## What to do
Copy nothing but the text: repeat each entry exactly and drop the images.

--- start of Excerpted data ---

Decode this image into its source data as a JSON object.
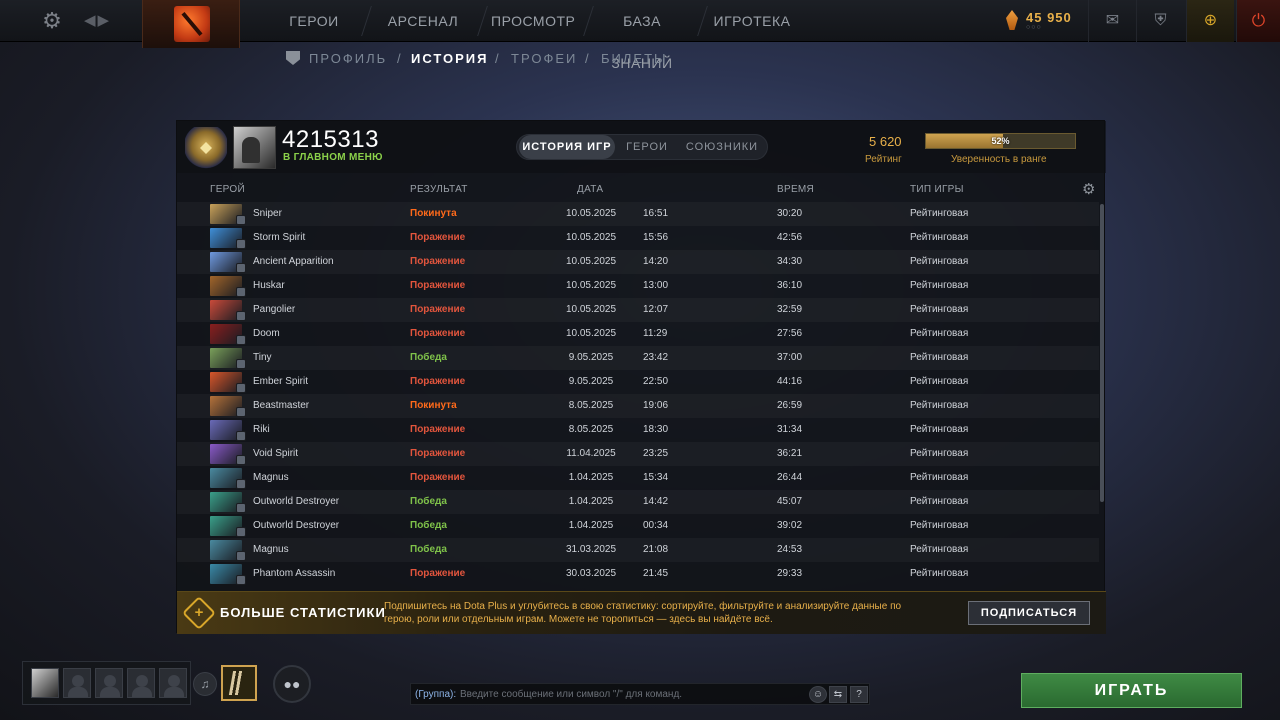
{
  "topbar": {
    "nav": [
      "ГЕРОИ",
      "АРСЕНАЛ",
      "ПРОСМОТР",
      "БАЗА ЗНАНИЙ",
      "ИГРОТЕКА"
    ],
    "currency_amount": "45 950",
    "icons": [
      "settings-gear-icon",
      "back-forward-arrows-icon",
      "dota-logo",
      "mail-icon",
      "armory-icon",
      "dota-plus-icon",
      "power-icon"
    ]
  },
  "subnav": {
    "items": [
      "ПРОФИЛЬ",
      "ИСТОРИЯ",
      "ТРОФЕИ",
      "БИЛЕТЫ"
    ],
    "active": "ИСТОРИЯ",
    "separator": "/"
  },
  "profile": {
    "player_id": "4215313",
    "status": "В ГЛАВНОМ МЕНЮ",
    "tabs": [
      "ИСТОРИЯ ИГР",
      "ГЕРОИ",
      "СОЮЗНИКИ"
    ],
    "rating_value": "5 620",
    "rating_label": "Рейтинг",
    "confidence_pct": "52%",
    "confidence_fraction": 0.52,
    "confidence_label": "Уверенность в ранге"
  },
  "table": {
    "headers": {
      "hero": "ГЕРОЙ",
      "result": "РЕЗУЛЬТАТ",
      "date": "ДАТА",
      "duration": "ВРЕМЯ",
      "mode": "ТИП ИГРЫ"
    },
    "rows": [
      {
        "hero": "Sniper",
        "result": "Покинута",
        "kind": "left",
        "date": "10.05.2025",
        "time": "16:51",
        "duration": "30:20",
        "mode": "Рейтинговая",
        "portrait": "#c9a25a"
      },
      {
        "hero": "Storm Spirit",
        "result": "Поражение",
        "kind": "loss",
        "date": "10.05.2025",
        "time": "15:56",
        "duration": "42:56",
        "mode": "Рейтинговая",
        "portrait": "#3f8fd8"
      },
      {
        "hero": "Ancient Apparition",
        "result": "Поражение",
        "kind": "loss",
        "date": "10.05.2025",
        "time": "14:20",
        "duration": "34:30",
        "mode": "Рейтинговая",
        "portrait": "#6f9ae0"
      },
      {
        "hero": "Huskar",
        "result": "Поражение",
        "kind": "loss",
        "date": "10.05.2025",
        "time": "13:00",
        "duration": "36:10",
        "mode": "Рейтинговая",
        "portrait": "#a2652a"
      },
      {
        "hero": "Pangolier",
        "result": "Поражение",
        "kind": "loss",
        "date": "10.05.2025",
        "time": "12:07",
        "duration": "32:59",
        "mode": "Рейтинговая",
        "portrait": "#c94a3a"
      },
      {
        "hero": "Doom",
        "result": "Поражение",
        "kind": "loss",
        "date": "10.05.2025",
        "time": "11:29",
        "duration": "27:56",
        "mode": "Рейтинговая",
        "portrait": "#8a1e1e"
      },
      {
        "hero": "Tiny",
        "result": "Победа",
        "kind": "win",
        "date": "9.05.2025",
        "time": "23:42",
        "duration": "37:00",
        "mode": "Рейтинговая",
        "portrait": "#7aa05a"
      },
      {
        "hero": "Ember Spirit",
        "result": "Поражение",
        "kind": "loss",
        "date": "9.05.2025",
        "time": "22:50",
        "duration": "44:16",
        "mode": "Рейтинговая",
        "portrait": "#d8562a"
      },
      {
        "hero": "Beastmaster",
        "result": "Покинута",
        "kind": "left",
        "date": "8.05.2025",
        "time": "19:06",
        "duration": "26:59",
        "mode": "Рейтинговая",
        "portrait": "#b5723a"
      },
      {
        "hero": "Riki",
        "result": "Поражение",
        "kind": "loss",
        "date": "8.05.2025",
        "time": "18:30",
        "duration": "31:34",
        "mode": "Рейтинговая",
        "portrait": "#6a6ab8"
      },
      {
        "hero": "Void Spirit",
        "result": "Поражение",
        "kind": "loss",
        "date": "11.04.2025",
        "time": "23:25",
        "duration": "36:21",
        "mode": "Рейтинговая",
        "portrait": "#8a5ac8"
      },
      {
        "hero": "Magnus",
        "result": "Поражение",
        "kind": "loss",
        "date": "1.04.2025",
        "time": "15:34",
        "duration": "26:44",
        "mode": "Рейтинговая",
        "portrait": "#4a8aa0"
      },
      {
        "hero": "Outworld Destroyer",
        "result": "Победа",
        "kind": "win",
        "date": "1.04.2025",
        "time": "14:42",
        "duration": "45:07",
        "mode": "Рейтинговая",
        "portrait": "#3aa08a"
      },
      {
        "hero": "Outworld Destroyer",
        "result": "Победа",
        "kind": "win",
        "date": "1.04.2025",
        "time": "00:34",
        "duration": "39:02",
        "mode": "Рейтинговая",
        "portrait": "#3aa08a"
      },
      {
        "hero": "Magnus",
        "result": "Победа",
        "kind": "win",
        "date": "31.03.2025",
        "time": "21:08",
        "duration": "24:53",
        "mode": "Рейтинговая",
        "portrait": "#4a8aa0"
      },
      {
        "hero": "Phantom Assassin",
        "result": "Поражение",
        "kind": "loss",
        "date": "30.03.2025",
        "time": "21:45",
        "duration": "29:33",
        "mode": "Рейтинговая",
        "portrait": "#3a8aa8"
      }
    ]
  },
  "plus_banner": {
    "title": "БОЛЬШЕ СТАТИСТИКИ",
    "text": "Подпишитесь на Dota Plus и углубитесь в свою статистику: сортируйте, фильтруйте и анализируйте данные по герою, роли или отдельным играм. Можете не торопиться — здесь вы найдёте всё.",
    "button": "ПОДПИСАТЬСЯ"
  },
  "chat": {
    "prefix": "(Группа):",
    "placeholder": "Введите сообщение или символ \"/\" для команд."
  },
  "play_button": "ИГРАТЬ"
}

--- end of Excerpted data ---

## Expected output
Decode this image into its source data as a JSON object.
{
  "topbar": {
    "nav": [
      "ГЕРОИ",
      "АРСЕНАЛ",
      "ПРОСМОТР",
      "БАЗА ЗНАНИЙ",
      "ИГРОТЕКА"
    ],
    "currency_amount": "45 950",
    "icons": [
      "settings-gear-icon",
      "back-forward-arrows-icon",
      "dota-logo",
      "mail-icon",
      "armory-icon",
      "dota-plus-icon",
      "power-icon"
    ]
  },
  "subnav": {
    "items": [
      "ПРОФИЛЬ",
      "ИСТОРИЯ",
      "ТРОФЕИ",
      "БИЛЕТЫ"
    ],
    "active": "ИСТОРИЯ",
    "separator": "/"
  },
  "profile": {
    "player_id": "4215313",
    "status": "В ГЛАВНОМ МЕНЮ",
    "tabs": [
      "ИСТОРИЯ ИГР",
      "ГЕРОИ",
      "СОЮЗНИКИ"
    ],
    "rating_value": "5 620",
    "rating_label": "Рейтинг",
    "confidence_pct": "52%",
    "confidence_fraction": 0.52,
    "confidence_label": "Уверенность в ранге"
  },
  "table": {
    "headers": {
      "hero": "ГЕРОЙ",
      "result": "РЕЗУЛЬТАТ",
      "date": "ДАТА",
      "duration": "ВРЕМЯ",
      "mode": "ТИП ИГРЫ"
    },
    "rows": [
      {
        "hero": "Sniper",
        "result": "Покинута",
        "kind": "left",
        "date": "10.05.2025",
        "time": "16:51",
        "duration": "30:20",
        "mode": "Рейтинговая",
        "portrait": "#c9a25a"
      },
      {
        "hero": "Storm Spirit",
        "result": "Поражение",
        "kind": "loss",
        "date": "10.05.2025",
        "time": "15:56",
        "duration": "42:56",
        "mode": "Рейтинговая",
        "portrait": "#3f8fd8"
      },
      {
        "hero": "Ancient Apparition",
        "result": "Поражение",
        "kind": "loss",
        "date": "10.05.2025",
        "time": "14:20",
        "duration": "34:30",
        "mode": "Рейтинговая",
        "portrait": "#6f9ae0"
      },
      {
        "hero": "Huskar",
        "result": "Поражение",
        "kind": "loss",
        "date": "10.05.2025",
        "time": "13:00",
        "duration": "36:10",
        "mode": "Рейтинговая",
        "portrait": "#a2652a"
      },
      {
        "hero": "Pangolier",
        "result": "Поражение",
        "kind": "loss",
        "date": "10.05.2025",
        "time": "12:07",
        "duration": "32:59",
        "mode": "Рейтинговая",
        "portrait": "#c94a3a"
      },
      {
        "hero": "Doom",
        "result": "Поражение",
        "kind": "loss",
        "date": "10.05.2025",
        "time": "11:29",
        "duration": "27:56",
        "mode": "Рейтинговая",
        "portrait": "#8a1e1e"
      },
      {
        "hero": "Tiny",
        "result": "Победа",
        "kind": "win",
        "date": "9.05.2025",
        "time": "23:42",
        "duration": "37:00",
        "mode": "Рейтинговая",
        "portrait": "#7aa05a"
      },
      {
        "hero": "Ember Spirit",
        "result": "Поражение",
        "kind": "loss",
        "date": "9.05.2025",
        "time": "22:50",
        "duration": "44:16",
        "mode": "Рейтинговая",
        "portrait": "#d8562a"
      },
      {
        "hero": "Beastmaster",
        "result": "Покинута",
        "kind": "left",
        "date": "8.05.2025",
        "time": "19:06",
        "duration": "26:59",
        "mode": "Рейтинговая",
        "portrait": "#b5723a"
      },
      {
        "hero": "Riki",
        "result": "Поражение",
        "kind": "loss",
        "date": "8.05.2025",
        "time": "18:30",
        "duration": "31:34",
        "mode": "Рейтинговая",
        "portrait": "#6a6ab8"
      },
      {
        "hero": "Void Spirit",
        "result": "Поражение",
        "kind": "loss",
        "date": "11.04.2025",
        "time": "23:25",
        "duration": "36:21",
        "mode": "Рейтинговая",
        "portrait": "#8a5ac8"
      },
      {
        "hero": "Magnus",
        "result": "Поражение",
        "kind": "loss",
        "date": "1.04.2025",
        "time": "15:34",
        "duration": "26:44",
        "mode": "Рейтинговая",
        "portrait": "#4a8aa0"
      },
      {
        "hero": "Outworld Destroyer",
        "result": "Победа",
        "kind": "win",
        "date": "1.04.2025",
        "time": "14:42",
        "duration": "45:07",
        "mode": "Рейтинговая",
        "portrait": "#3aa08a"
      },
      {
        "hero": "Outworld Destroyer",
        "result": "Победа",
        "kind": "win",
        "date": "1.04.2025",
        "time": "00:34",
        "duration": "39:02",
        "mode": "Рейтинговая",
        "portrait": "#3aa08a"
      },
      {
        "hero": "Magnus",
        "result": "Победа",
        "kind": "win",
        "date": "31.03.2025",
        "time": "21:08",
        "duration": "24:53",
        "mode": "Рейтинговая",
        "portrait": "#4a8aa0"
      },
      {
        "hero": "Phantom Assassin",
        "result": "Поражение",
        "kind": "loss",
        "date": "30.03.2025",
        "time": "21:45",
        "duration": "29:33",
        "mode": "Рейтинговая",
        "portrait": "#3a8aa8"
      }
    ]
  },
  "plus_banner": {
    "title": "БОЛЬШЕ СТАТИСТИКИ",
    "text": "Подпишитесь на Dota Plus и углубитесь в свою статистику: сортируйте, фильтруйте и анализируйте данные по герою, роли или отдельным играм. Можете не торопиться — здесь вы найдёте всё.",
    "button": "ПОДПИСАТЬСЯ"
  },
  "chat": {
    "prefix": "(Группа):",
    "placeholder": "Введите сообщение или символ \"/\" для команд."
  },
  "play_button": "ИГРАТЬ"
}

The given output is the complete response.